▽

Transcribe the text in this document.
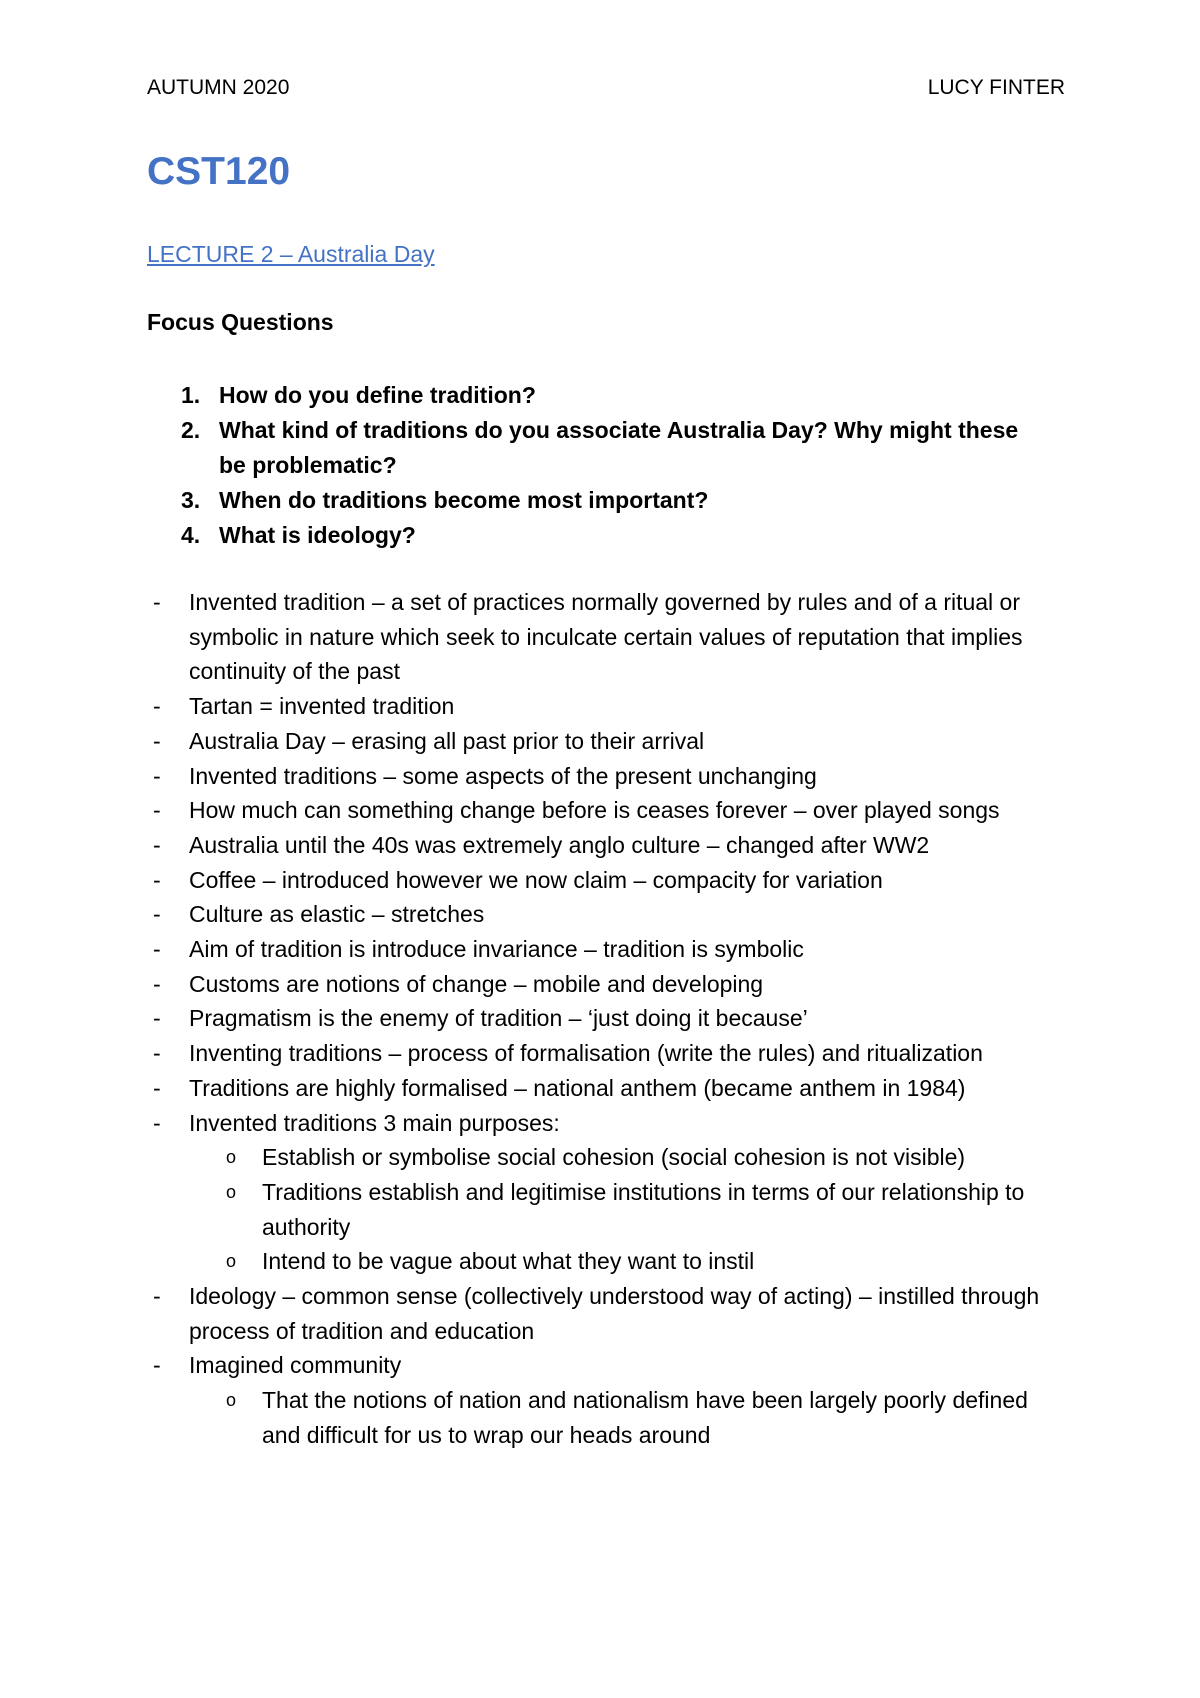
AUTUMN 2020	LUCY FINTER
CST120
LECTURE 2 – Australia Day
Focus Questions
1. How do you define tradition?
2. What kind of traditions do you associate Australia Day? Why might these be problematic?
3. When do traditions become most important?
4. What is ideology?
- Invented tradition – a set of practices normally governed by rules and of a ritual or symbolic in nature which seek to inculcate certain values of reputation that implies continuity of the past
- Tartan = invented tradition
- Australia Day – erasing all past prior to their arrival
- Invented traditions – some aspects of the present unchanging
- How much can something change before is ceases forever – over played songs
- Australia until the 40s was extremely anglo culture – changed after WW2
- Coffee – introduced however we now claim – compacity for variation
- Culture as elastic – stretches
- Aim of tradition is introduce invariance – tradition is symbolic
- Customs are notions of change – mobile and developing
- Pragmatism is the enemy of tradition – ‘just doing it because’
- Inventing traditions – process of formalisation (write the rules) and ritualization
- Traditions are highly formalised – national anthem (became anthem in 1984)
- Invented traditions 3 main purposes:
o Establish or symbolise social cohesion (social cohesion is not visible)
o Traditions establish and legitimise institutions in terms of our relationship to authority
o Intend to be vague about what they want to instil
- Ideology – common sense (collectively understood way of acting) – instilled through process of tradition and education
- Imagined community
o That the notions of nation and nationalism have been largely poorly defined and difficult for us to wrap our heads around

△
▽

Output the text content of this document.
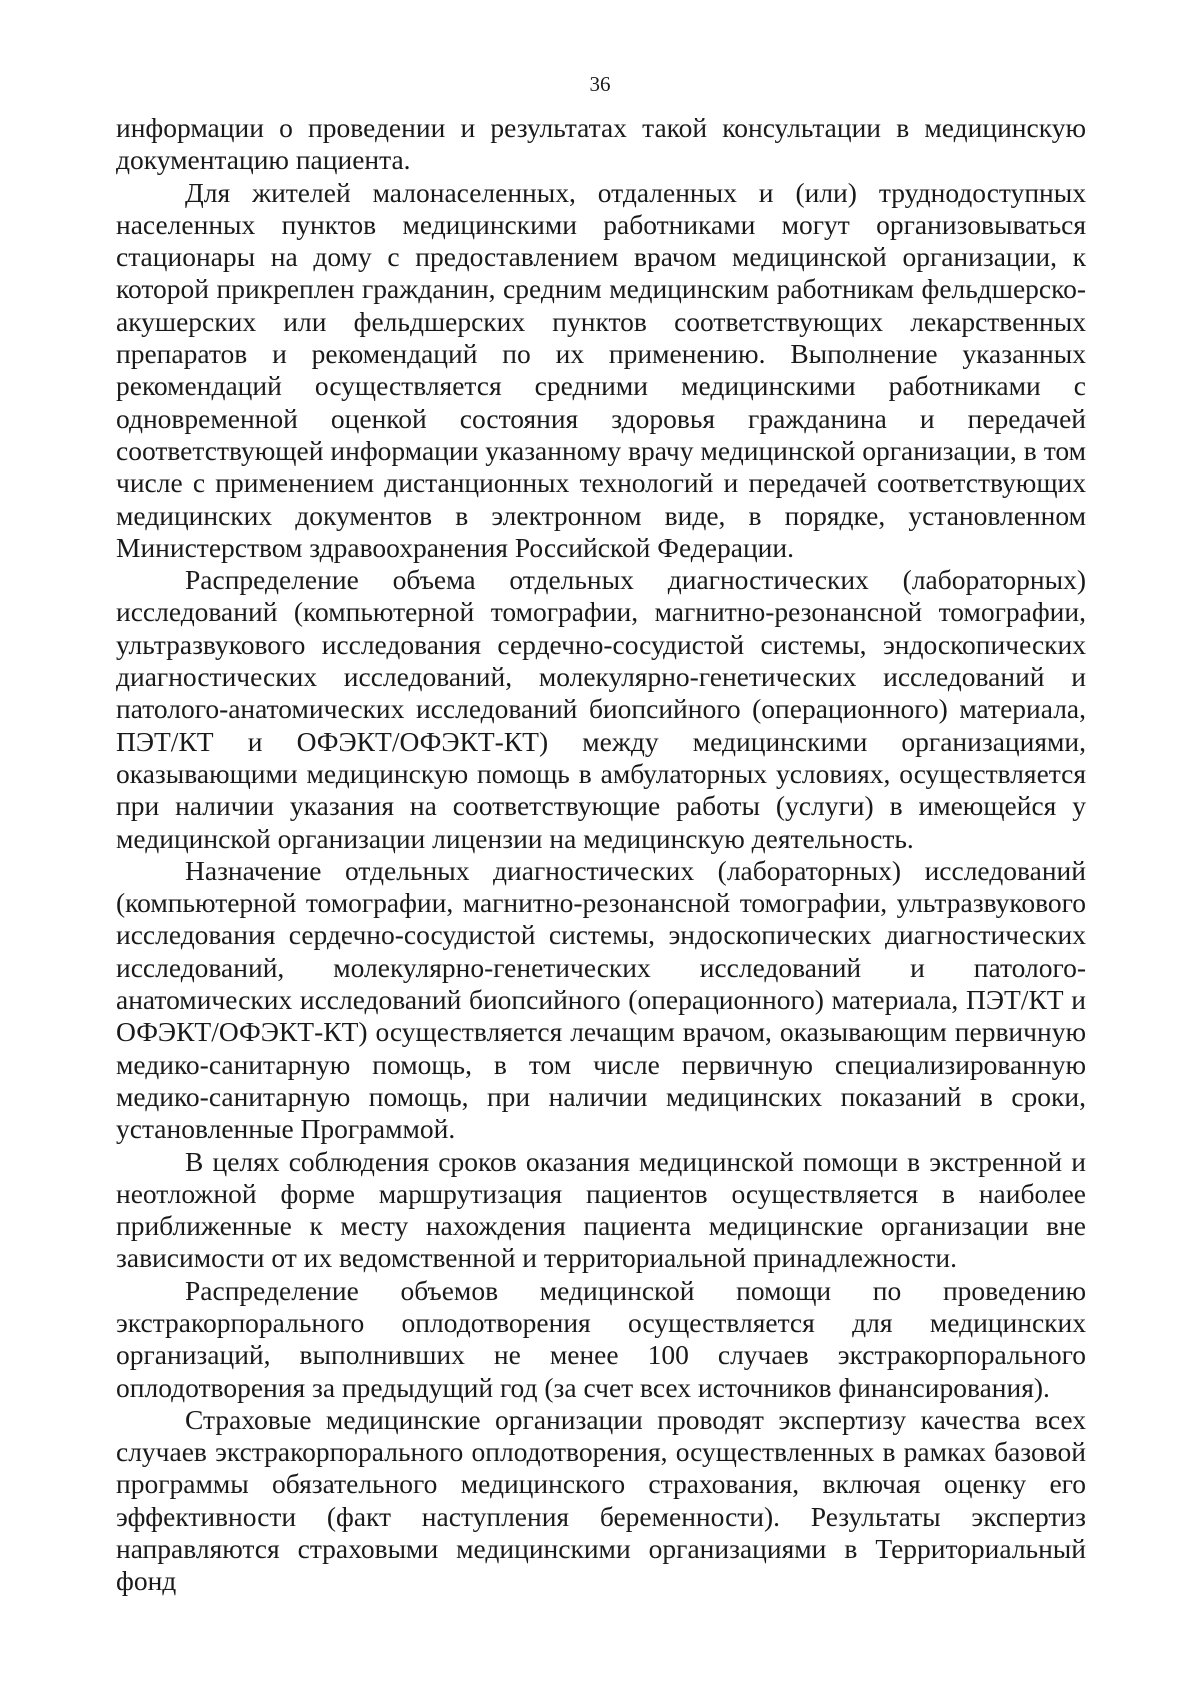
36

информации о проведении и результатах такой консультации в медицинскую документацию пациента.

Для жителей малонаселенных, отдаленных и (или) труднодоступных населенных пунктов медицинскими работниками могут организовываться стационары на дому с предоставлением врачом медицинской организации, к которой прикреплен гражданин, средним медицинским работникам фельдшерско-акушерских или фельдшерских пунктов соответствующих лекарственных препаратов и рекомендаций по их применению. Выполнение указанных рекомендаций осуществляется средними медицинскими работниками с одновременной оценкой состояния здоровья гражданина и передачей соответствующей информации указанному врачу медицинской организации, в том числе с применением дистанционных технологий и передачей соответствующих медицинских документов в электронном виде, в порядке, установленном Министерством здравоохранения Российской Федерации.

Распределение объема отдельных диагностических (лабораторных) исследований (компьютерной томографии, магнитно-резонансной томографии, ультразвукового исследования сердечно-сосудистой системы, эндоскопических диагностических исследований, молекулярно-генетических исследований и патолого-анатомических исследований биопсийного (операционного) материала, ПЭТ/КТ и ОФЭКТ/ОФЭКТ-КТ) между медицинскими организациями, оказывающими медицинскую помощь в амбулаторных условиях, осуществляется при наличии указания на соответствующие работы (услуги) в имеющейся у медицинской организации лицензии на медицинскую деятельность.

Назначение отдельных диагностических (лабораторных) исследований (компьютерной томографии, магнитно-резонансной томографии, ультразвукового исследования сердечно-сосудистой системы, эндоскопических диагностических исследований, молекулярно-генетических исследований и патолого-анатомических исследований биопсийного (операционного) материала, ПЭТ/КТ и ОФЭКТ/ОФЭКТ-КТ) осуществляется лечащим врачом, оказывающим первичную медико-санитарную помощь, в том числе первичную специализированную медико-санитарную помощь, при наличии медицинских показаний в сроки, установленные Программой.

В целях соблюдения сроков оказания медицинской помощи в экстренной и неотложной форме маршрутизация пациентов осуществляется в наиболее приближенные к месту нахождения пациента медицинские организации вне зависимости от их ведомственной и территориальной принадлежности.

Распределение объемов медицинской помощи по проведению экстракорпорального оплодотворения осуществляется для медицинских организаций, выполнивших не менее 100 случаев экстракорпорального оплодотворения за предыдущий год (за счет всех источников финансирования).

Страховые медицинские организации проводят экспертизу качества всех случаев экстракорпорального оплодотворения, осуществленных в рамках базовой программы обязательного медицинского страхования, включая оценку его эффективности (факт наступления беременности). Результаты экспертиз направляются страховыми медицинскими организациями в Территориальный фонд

△
▽

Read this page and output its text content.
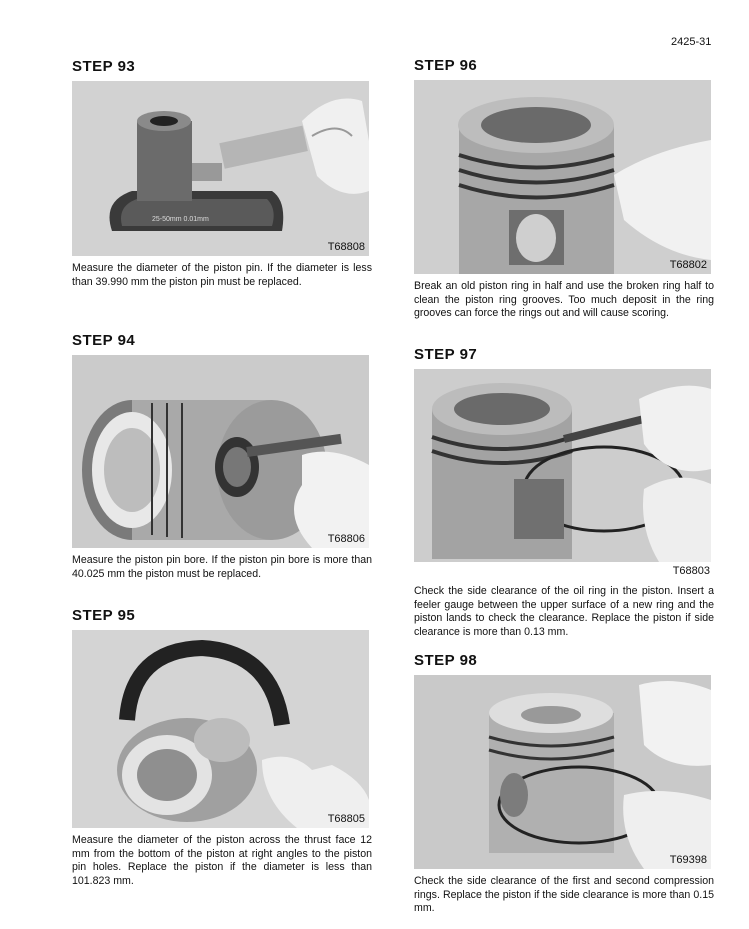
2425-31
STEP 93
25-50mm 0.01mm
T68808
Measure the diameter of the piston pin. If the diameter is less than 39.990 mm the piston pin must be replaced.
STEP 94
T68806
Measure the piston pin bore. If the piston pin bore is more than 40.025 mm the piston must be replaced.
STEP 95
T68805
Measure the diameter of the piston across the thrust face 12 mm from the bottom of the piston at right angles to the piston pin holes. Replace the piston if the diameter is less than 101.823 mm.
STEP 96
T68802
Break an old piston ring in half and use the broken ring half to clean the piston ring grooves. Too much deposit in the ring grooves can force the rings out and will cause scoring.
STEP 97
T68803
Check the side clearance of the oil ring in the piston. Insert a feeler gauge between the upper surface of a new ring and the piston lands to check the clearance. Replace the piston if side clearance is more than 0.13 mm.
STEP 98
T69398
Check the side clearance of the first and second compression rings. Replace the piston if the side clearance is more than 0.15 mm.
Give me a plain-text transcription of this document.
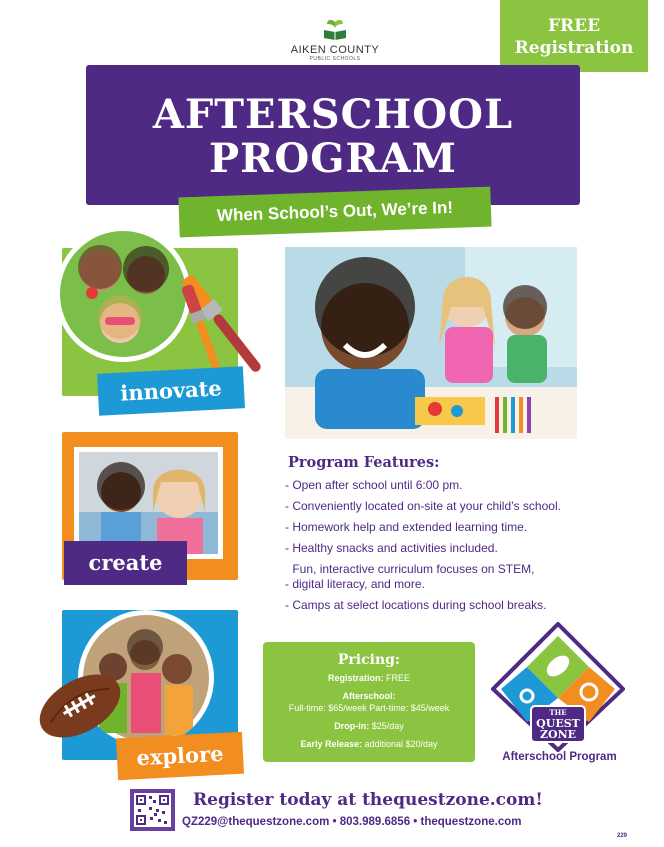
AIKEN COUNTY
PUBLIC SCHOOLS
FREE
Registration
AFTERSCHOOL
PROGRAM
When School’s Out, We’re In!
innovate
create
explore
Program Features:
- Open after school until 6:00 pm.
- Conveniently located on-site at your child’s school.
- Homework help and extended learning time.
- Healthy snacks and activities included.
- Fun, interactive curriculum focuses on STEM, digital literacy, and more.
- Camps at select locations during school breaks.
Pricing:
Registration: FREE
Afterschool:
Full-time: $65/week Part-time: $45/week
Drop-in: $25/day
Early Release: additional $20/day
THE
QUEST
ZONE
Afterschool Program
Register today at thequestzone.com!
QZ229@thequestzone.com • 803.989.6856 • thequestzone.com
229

△

# PROBLEM STATEMENT
Show the lines where the word "медицинские" appears in the entries.

# TASK RESULT
В целях соблюдения сроков оказания медицинской помощи в экстренной и неотложной форме маршрутизация пациентов осуществляется в наиболее приближенные к месту нахождения пациента медицинские организации вне зависимости от их ведомственной и территориальной принадлежности.
Страховые медицинские организации проводят экспертизу качества всех случаев экстракорпорального оплодотворения, осуществленных в рамках базовой программы обязательного медицинского страхования, включая оценку его эффективности (факт наступления беременности). Результаты экспертиз направляются страховыми медицинскими организациями в Территориальный фонд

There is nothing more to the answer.